-- start --

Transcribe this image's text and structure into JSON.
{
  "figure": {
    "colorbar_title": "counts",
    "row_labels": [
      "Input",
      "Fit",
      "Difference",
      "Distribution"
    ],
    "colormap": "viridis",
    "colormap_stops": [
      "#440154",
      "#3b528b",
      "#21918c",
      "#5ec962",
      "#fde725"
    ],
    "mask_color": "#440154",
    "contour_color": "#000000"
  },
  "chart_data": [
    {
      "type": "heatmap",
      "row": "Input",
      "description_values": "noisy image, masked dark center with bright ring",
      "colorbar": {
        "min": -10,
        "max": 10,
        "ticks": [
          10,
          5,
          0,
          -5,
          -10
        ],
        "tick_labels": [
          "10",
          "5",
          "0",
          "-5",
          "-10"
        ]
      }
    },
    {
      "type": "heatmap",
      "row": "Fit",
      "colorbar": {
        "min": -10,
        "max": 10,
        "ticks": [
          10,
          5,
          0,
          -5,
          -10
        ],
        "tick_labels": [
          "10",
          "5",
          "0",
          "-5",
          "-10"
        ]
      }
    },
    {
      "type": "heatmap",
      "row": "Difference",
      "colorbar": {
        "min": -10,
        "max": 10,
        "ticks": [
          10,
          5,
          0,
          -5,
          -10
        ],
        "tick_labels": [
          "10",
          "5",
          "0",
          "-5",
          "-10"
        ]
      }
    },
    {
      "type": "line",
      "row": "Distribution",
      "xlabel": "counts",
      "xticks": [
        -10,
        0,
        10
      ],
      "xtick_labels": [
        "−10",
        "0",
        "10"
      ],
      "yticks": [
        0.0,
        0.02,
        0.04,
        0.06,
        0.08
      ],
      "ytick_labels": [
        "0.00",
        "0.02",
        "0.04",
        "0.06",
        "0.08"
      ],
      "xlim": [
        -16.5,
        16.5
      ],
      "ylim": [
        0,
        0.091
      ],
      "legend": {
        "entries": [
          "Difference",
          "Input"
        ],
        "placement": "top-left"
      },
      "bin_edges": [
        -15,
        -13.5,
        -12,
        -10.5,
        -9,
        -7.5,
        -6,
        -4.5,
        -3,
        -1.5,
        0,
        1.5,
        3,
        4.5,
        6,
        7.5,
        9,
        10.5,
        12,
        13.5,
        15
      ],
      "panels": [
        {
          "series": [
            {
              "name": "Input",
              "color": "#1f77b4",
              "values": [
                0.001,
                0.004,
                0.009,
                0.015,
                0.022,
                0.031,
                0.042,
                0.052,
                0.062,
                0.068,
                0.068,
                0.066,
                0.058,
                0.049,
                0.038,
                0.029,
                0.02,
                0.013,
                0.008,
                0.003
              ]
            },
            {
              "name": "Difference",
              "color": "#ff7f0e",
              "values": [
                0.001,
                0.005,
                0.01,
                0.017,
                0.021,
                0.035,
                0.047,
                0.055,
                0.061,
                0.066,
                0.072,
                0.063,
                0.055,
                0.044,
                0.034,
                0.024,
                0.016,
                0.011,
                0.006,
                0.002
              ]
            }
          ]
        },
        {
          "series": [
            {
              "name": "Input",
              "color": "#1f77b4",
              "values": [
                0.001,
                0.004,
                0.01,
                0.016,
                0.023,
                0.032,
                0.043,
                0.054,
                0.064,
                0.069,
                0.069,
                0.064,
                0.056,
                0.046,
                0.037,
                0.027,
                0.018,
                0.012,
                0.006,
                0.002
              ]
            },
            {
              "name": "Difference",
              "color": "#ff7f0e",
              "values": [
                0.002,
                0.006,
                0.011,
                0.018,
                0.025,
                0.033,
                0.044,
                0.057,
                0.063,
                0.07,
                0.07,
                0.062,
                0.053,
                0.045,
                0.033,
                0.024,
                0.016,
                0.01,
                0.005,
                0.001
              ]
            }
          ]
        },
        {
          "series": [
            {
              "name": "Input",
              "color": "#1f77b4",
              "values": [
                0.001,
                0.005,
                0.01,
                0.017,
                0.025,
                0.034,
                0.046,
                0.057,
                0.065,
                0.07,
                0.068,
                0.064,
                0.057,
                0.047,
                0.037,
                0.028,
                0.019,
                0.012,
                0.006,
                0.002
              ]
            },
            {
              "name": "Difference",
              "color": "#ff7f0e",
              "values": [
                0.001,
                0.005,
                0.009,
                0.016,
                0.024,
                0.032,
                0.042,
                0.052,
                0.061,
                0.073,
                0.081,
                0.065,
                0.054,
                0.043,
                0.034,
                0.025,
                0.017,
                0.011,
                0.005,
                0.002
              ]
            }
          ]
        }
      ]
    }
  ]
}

-- end --

# [TASK TO COMPLETE]
Provide all the records again, word for word.

# [RESPONSE TO THE EXERCISE]
Transcribe this image's text and structure into JSON.
{
  "figure": {
    "colorbar_title": "counts",
    "row_labels": [
      "Input",
      "Fit",
      "Difference",
      "Distribution"
    ],
    "colormap": "viridis",
    "colormap_stops": [
      "#440154",
      "#3b528b",
      "#21918c",
      "#5ec962",
      "#fde725"
    ],
    "mask_color": "#440154",
    "contour_color": "#000000"
  },
  "chart_data": [
    {
      "type": "heatmap",
      "row": "Input",
      "description_values": "noisy image, masked dark center with bright ring",
      "colorbar": {
        "min": -10,
        "max": 10,
        "ticks": [
          10,
          5,
          0,
          -5,
          -10
        ],
        "tick_labels": [
          "10",
          "5",
          "0",
          "-5",
          "-10"
        ]
      }
    },
    {
      "type": "heatmap",
      "row": "Fit",
      "colorbar": {
        "min": -10,
        "max": 10,
        "ticks": [
          10,
          5,
          0,
          -5,
          -10
        ],
        "tick_labels": [
          "10",
          "5",
          "0",
          "-5",
          "-10"
        ]
      }
    },
    {
      "type": "heatmap",
      "row": "Difference",
      "colorbar": {
        "min": -10,
        "max": 10,
        "ticks": [
          10,
          5,
          0,
          -5,
          -10
        ],
        "tick_labels": [
          "10",
          "5",
          "0",
          "-5",
          "-10"
        ]
      }
    },
    {
      "type": "line",
      "row": "Distribution",
      "xlabel": "counts",
      "xticks": [
        -10,
        0,
        10
      ],
      "xtick_labels": [
        "−10",
        "0",
        "10"
      ],
      "yticks": [
        0.0,
        0.02,
        0.04,
        0.06,
        0.08
      ],
      "ytick_labels": [
        "0.00",
        "0.02",
        "0.04",
        "0.06",
        "0.08"
      ],
      "xlim": [
        -16.5,
        16.5
      ],
      "ylim": [
        0,
        0.091
      ],
      "legend": {
        "entries": [
          "Difference",
          "Input"
        ],
        "placement": "top-left"
      },
      "bin_edges": [
        -15,
        -13.5,
        -12,
        -10.5,
        -9,
        -7.5,
        -6,
        -4.5,
        -3,
        -1.5,
        0,
        1.5,
        3,
        4.5,
        6,
        7.5,
        9,
        10.5,
        12,
        13.5,
        15
      ],
      "panels": [
        {
          "series": [
            {
              "name": "Input",
              "color": "#1f77b4",
              "values": [
                0.001,
                0.004,
                0.009,
                0.015,
                0.022,
                0.031,
                0.042,
                0.052,
                0.062,
                0.068,
                0.068,
                0.066,
                0.058,
                0.049,
                0.038,
                0.029,
                0.02,
                0.013,
                0.008,
                0.003
              ]
            },
            {
              "name": "Difference",
              "color": "#ff7f0e",
              "values": [
                0.001,
                0.005,
                0.01,
                0.017,
                0.021,
                0.035,
                0.047,
                0.055,
                0.061,
                0.066,
                0.072,
                0.063,
                0.055,
                0.044,
                0.034,
                0.024,
                0.016,
                0.011,
                0.006,
                0.002
              ]
            }
          ]
        },
        {
          "series": [
            {
              "name": "Input",
              "color": "#1f77b4",
              "values": [
                0.001,
                0.004,
                0.01,
                0.016,
                0.023,
                0.032,
                0.043,
                0.054,
                0.064,
                0.069,
                0.069,
                0.064,
                0.056,
                0.046,
                0.037,
                0.027,
                0.018,
                0.012,
                0.006,
                0.002
              ]
            },
            {
              "name": "Difference",
              "color": "#ff7f0e",
              "values": [
                0.002,
                0.006,
                0.011,
                0.018,
                0.025,
                0.033,
                0.044,
                0.057,
                0.063,
                0.07,
                0.07,
                0.062,
                0.053,
                0.045,
                0.033,
                0.024,
                0.016,
                0.01,
                0.005,
                0.001
              ]
            }
          ]
        },
        {
          "series": [
            {
              "name": "Input",
              "color": "#1f77b4",
              "values": [
                0.001,
                0.005,
                0.01,
                0.017,
                0.025,
                0.034,
                0.046,
                0.057,
                0.065,
                0.07,
                0.068,
                0.064,
                0.057,
                0.047,
                0.037,
                0.028,
                0.019,
                0.012,
                0.006,
                0.002
              ]
            },
            {
              "name": "Difference",
              "color": "#ff7f0e",
              "values": [
                0.001,
                0.005,
                0.009,
                0.016,
                0.024,
                0.032,
                0.042,
                0.052,
                0.061,
                0.073,
                0.081,
                0.065,
                0.054,
                0.043,
                0.034,
                0.025,
                0.017,
                0.011,
                0.005,
                0.002
              ]
            }
          ]
        }
      ]
    }
  ]
}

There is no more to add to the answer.